Excerpt
^^^^

Ebber-dog and the “fisher”

Ebony was a small black cocker spaniel. My wife and I had begun calling her “Ebber-dog” as a puppy and, as with all pets, the name stuck. She’s buried in her own special place in the yard of our home here in Palm City along with forty-two years of peers, predecessors, and prodigy–both canine and feline. Most of their resting places are unmarked but we know exactly where each of them are.

Ebber-dog’s transition in my life’s passage centered around the late 1980’s and had all of the heart-warming moments we all have in remembering our four-legged life’s partners. With the years falling away, the details of all but one of these treasured memories rests with Ebony … but there was one–one magical interlude, and I can’t get it out of my mind.

In early December of 1988, my wife, Dee, and I had embarked on a sailing trip on Le Esperance, my 24′ cutter-rigged sailboat. Our destination was the St. John’s River and the City of DeLand where our son was starting his freshman year at Stetson. The lack of space on board dictated that stowage be minimal and the crew limited–the only one we had was black, with long hair and a cold nose.

^^^^

Written exercise 1
In the story about the spaniel, what was the name of the sailboat used for the December 1988 trip?
The text and the listing are unrelated to each other.

^^^^

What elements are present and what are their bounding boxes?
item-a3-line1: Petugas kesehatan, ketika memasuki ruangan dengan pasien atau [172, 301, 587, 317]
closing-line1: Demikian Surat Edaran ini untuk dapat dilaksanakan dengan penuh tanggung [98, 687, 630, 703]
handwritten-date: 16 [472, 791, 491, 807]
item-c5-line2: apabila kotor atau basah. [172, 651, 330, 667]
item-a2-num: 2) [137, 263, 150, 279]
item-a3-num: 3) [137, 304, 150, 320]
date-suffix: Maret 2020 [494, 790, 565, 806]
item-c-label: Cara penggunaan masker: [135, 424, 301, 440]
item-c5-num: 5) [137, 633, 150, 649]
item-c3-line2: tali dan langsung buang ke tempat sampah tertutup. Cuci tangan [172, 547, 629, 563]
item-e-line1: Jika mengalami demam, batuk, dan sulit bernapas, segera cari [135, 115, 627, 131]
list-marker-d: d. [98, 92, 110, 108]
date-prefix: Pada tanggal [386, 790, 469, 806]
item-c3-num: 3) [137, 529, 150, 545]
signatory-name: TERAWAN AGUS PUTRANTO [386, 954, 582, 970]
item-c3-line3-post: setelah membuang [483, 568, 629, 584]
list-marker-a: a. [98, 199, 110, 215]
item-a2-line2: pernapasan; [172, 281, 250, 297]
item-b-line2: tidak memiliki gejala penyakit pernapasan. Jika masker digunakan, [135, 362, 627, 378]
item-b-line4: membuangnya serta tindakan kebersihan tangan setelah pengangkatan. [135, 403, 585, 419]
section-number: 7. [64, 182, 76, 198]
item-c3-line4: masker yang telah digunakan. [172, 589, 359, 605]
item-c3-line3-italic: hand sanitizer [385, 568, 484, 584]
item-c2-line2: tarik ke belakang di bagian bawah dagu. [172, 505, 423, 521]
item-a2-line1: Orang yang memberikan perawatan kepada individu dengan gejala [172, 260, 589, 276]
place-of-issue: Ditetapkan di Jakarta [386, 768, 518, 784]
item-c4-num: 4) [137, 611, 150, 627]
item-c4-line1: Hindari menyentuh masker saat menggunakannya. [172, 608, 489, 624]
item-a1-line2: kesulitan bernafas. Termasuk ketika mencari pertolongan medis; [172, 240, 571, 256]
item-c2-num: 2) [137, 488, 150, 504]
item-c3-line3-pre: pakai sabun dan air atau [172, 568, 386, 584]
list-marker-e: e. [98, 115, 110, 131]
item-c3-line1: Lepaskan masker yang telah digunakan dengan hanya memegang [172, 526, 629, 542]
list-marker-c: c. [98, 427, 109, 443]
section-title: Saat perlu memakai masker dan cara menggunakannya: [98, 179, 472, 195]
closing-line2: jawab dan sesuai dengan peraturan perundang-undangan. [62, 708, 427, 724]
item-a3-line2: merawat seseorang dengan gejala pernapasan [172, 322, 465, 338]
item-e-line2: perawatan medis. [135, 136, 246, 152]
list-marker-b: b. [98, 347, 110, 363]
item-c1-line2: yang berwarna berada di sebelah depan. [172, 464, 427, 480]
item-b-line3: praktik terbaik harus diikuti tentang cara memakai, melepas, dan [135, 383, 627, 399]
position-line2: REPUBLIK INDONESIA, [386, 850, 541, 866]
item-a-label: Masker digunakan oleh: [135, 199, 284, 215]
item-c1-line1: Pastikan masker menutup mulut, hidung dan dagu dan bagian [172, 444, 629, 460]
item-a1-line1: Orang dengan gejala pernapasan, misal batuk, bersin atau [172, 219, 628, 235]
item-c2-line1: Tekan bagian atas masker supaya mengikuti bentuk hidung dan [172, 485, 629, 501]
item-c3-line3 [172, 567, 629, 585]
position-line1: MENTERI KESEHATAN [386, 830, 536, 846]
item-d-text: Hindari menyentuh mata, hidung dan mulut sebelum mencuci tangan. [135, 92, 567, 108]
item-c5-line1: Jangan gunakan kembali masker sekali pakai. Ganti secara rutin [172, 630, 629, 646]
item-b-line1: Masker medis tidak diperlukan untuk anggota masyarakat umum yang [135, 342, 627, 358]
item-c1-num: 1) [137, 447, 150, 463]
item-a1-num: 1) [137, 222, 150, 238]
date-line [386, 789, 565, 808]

^^^^

Written exercise 2
Format the listing as a JSON list of strings, one string per line and no blank lines. Begin at the first line of the listing and stop after the line that contains "closing-line2: jawab dan".

Reply 1
Le Esperance

Reply 2
[
  "What elements are present and what are their bounding boxes?",
  "item-a3-line1: Petugas kesehatan, ketika memasuki ruangan dengan pasien atau [172, 301, 587, 317]",
  "closing-line1: Demikian Surat Edaran ini untuk dapat dilaksanakan dengan penuh tanggung [98, 687, 630, 703]",
  "handwritten-date: 16 [472, 791, 491, 807]",
  "item-c5-line2: apabila kotor atau basah. [172, 651, 330, 667]",
  "item-a2-num: 2) [137, 263, 150, 279]",
  "item-a3-num: 3) [137, 304, 150, 320]",
  "date-suffix: Maret 2020 [494, 790, 565, 806]",
  "item-c-label: Cara penggunaan masker: [135, 424, 301, 440]",
  "item-c5-num: 5) [137, 633, 150, 649]",
  "item-c3-line2: tali dan langsung buang ke tempat sampah tertutup. Cuci tangan [172, 547, 629, 563]",
  "item-e-line1: Jika mengalami demam, batuk, dan sulit bernapas, segera cari [135, 115, 627, 131]",
  "list-marker-d: d. [98, 92, 110, 108]",
  "date-prefix: Pada tanggal [386, 790, 469, 806]",
  "item-c3-num: 3) [137, 529, 150, 545]",
  "signatory-name: TERAWAN AGUS PUTRANTO [386, 954, 582, 970]",
  "item-c3-line3-post: setelah membuang [483, 568, 629, 584]",
  "list-marker-a: a. [98, 199, 110, 215]",
  "item-a2-line2: pernapasan; [172, 281, 250, 297]",
  "item-b-line2: tidak memiliki gejala penyakit pernapasan. Jika masker digunakan, [135, 362, 627, 378]",
  "item-b-line4: membuangnya serta tindakan kebersihan tangan setelah pengangkatan. [135, 403, 585, 419]",
  "section-number: 7. [64, 182, 76, 198]",
  "item-c3-line4: masker yang telah digunakan. [172, 589, 359, 605]",
  "item-c3-line3-italic: hand sanitizer [385, 568, 484, 584]",
  "item-c2-line2: tarik ke belakang di bagian bawah dagu. [172, 505, 423, 521]",
  "item-a2-line1: Orang yang memberikan perawatan kepada individu dengan gejala [172, 260, 589, 276]",
  "place-of-issue: Ditetapkan di Jakarta [386, 768, 518, 784]",
  "item-c4-num: 4) [137, 611, 150, 627]",
  "item-c4-line1: Hindari menyentuh masker saat menggunakannya. [172, 608, 489, 624]",
  "item-a1-line2: kesulitan bernafas. Termasuk ketika mencari pertolongan medis; [172, 240, 571, 256]",
  "item-c2-num: 2) [137, 488, 150, 504]",
  "item-c3-line3-pre: pakai sabun dan air atau [172, 568, 386, 584]",
  "list-marker-e: e. [98, 115, 110, 131]",
  "item-c3-line1: Lepaskan masker yang telah digunakan dengan hanya memegang [172, 526, 629, 542]",
  "list-marker-c: c. [98, 427, 109, 443]",
  "section-title: Saat perlu memakai masker dan cara menggunakannya: [98, 179, 472, 195]",
  "closing-line2: jawab dan sesuai dengan peraturan perundang-undangan. [62, 708, 427, 724]"
]